Written task: Find the string "title" in the listing and report every line that has it.
═══ The data ═══
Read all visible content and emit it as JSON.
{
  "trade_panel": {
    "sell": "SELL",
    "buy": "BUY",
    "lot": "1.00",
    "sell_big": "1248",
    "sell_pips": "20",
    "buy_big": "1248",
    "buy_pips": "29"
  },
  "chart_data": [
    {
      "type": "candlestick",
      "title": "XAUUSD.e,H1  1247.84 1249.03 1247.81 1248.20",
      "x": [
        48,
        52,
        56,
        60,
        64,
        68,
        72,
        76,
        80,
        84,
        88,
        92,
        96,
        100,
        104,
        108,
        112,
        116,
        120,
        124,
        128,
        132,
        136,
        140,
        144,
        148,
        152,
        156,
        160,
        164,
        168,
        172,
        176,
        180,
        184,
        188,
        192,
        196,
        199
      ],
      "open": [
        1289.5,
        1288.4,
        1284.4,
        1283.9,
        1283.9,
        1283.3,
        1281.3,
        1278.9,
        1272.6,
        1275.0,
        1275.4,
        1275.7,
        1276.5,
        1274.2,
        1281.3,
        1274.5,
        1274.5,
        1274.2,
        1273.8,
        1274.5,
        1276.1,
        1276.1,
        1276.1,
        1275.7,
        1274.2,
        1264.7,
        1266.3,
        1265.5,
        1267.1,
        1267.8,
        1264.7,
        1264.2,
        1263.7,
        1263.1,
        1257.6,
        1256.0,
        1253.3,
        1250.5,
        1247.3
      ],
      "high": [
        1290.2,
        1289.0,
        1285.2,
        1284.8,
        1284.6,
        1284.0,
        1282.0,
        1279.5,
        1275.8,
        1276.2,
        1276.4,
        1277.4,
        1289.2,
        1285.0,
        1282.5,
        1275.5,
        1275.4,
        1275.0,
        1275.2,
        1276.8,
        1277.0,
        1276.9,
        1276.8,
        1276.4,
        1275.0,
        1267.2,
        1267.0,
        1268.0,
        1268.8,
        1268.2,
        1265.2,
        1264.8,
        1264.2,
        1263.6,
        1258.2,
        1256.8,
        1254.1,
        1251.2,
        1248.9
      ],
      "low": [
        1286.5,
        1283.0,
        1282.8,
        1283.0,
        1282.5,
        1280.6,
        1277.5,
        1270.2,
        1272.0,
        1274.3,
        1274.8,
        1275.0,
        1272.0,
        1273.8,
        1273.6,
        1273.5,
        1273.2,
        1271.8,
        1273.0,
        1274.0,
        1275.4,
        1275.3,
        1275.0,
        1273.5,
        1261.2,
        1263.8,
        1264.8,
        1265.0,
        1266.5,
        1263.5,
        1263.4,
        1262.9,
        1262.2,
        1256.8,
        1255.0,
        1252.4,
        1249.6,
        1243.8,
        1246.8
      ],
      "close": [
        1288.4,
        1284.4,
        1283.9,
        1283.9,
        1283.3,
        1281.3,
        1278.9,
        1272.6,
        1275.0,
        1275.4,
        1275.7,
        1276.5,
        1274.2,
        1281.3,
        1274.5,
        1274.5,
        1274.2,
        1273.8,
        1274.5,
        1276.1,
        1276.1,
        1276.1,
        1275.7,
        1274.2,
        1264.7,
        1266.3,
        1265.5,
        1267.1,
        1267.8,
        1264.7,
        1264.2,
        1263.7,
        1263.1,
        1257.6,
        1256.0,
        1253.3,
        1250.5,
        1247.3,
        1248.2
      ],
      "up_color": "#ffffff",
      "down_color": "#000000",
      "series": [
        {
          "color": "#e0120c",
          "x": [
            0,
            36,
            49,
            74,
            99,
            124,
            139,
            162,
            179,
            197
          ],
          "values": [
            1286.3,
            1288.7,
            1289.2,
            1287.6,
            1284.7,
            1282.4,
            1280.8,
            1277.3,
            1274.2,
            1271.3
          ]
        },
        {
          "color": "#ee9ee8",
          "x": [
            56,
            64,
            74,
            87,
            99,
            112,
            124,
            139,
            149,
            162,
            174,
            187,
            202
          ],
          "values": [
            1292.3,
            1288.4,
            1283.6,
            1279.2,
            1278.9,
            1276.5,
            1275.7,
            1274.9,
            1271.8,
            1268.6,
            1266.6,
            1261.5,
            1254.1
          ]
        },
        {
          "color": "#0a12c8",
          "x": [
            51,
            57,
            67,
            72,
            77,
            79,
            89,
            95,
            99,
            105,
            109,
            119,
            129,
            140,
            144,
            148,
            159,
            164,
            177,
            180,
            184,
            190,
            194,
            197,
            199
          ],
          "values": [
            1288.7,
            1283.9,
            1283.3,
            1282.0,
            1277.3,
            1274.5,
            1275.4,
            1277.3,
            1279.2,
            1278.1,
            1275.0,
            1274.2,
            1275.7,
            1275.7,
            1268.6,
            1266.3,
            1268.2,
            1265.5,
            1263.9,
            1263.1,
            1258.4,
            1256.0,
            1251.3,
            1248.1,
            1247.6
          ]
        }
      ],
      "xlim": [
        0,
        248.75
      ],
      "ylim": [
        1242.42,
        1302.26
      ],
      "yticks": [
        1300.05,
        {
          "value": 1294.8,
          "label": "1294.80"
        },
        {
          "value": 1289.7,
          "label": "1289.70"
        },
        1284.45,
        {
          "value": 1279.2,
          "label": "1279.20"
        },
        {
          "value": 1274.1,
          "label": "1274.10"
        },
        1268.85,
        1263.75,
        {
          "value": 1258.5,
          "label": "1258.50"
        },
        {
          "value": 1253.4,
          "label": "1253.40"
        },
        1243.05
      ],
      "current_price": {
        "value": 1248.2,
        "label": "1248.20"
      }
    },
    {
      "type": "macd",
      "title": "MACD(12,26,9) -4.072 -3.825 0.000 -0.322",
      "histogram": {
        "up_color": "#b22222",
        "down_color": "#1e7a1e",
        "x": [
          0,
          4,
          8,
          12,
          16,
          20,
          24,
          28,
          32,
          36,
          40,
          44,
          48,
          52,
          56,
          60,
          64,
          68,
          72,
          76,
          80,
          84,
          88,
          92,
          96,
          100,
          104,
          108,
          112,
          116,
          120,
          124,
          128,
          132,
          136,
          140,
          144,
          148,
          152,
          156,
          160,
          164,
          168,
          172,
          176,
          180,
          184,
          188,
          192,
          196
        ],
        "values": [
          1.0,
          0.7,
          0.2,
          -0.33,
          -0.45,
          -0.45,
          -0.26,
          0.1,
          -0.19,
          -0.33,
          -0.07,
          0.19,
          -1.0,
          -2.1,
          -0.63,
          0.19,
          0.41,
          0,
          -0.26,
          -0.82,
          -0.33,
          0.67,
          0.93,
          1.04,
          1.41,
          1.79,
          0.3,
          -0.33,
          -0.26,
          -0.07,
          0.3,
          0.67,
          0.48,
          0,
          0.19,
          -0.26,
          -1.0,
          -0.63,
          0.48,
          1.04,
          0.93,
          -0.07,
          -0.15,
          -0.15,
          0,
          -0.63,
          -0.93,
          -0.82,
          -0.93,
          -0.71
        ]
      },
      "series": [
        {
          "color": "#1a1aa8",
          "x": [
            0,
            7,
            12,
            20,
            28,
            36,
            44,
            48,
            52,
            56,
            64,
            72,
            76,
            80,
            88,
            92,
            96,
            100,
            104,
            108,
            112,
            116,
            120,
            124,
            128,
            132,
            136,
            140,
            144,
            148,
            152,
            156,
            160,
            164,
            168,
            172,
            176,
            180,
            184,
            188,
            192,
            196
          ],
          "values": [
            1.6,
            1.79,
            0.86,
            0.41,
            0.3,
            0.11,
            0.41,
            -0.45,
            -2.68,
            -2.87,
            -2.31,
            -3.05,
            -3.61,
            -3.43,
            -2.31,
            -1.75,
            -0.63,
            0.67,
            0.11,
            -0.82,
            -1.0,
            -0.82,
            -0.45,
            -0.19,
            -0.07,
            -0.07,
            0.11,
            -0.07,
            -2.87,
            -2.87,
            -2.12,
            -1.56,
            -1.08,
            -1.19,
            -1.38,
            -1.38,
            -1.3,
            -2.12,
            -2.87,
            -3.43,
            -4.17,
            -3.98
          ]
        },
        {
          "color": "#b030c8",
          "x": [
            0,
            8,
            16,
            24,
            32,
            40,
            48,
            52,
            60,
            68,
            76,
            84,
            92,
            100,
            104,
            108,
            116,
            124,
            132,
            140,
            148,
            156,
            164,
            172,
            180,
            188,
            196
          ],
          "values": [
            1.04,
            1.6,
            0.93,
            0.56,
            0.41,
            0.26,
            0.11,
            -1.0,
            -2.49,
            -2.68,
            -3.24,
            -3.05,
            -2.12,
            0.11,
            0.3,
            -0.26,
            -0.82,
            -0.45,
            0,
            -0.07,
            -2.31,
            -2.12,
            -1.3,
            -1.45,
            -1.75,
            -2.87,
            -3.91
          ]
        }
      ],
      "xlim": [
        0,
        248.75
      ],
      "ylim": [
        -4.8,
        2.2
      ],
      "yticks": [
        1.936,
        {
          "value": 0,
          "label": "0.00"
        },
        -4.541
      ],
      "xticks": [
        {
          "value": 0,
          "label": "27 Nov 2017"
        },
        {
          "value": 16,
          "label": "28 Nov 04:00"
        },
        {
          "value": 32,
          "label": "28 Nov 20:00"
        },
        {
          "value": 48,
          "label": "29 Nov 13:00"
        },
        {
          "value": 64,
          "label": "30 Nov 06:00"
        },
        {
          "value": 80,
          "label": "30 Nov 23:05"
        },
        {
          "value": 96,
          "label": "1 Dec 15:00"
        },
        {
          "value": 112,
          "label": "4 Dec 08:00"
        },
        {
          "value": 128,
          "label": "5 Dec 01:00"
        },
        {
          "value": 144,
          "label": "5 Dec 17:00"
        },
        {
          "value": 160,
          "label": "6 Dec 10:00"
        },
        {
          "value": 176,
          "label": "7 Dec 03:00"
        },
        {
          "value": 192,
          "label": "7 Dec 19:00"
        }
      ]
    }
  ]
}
═══
Solution for this exercise:
      "title": "XAUUSD.e,H1  1247.84 1249.03 1247.81 1248.20",
      "title": "MACD(12,26,9) -4.072 -3.825 0.000 -0.322",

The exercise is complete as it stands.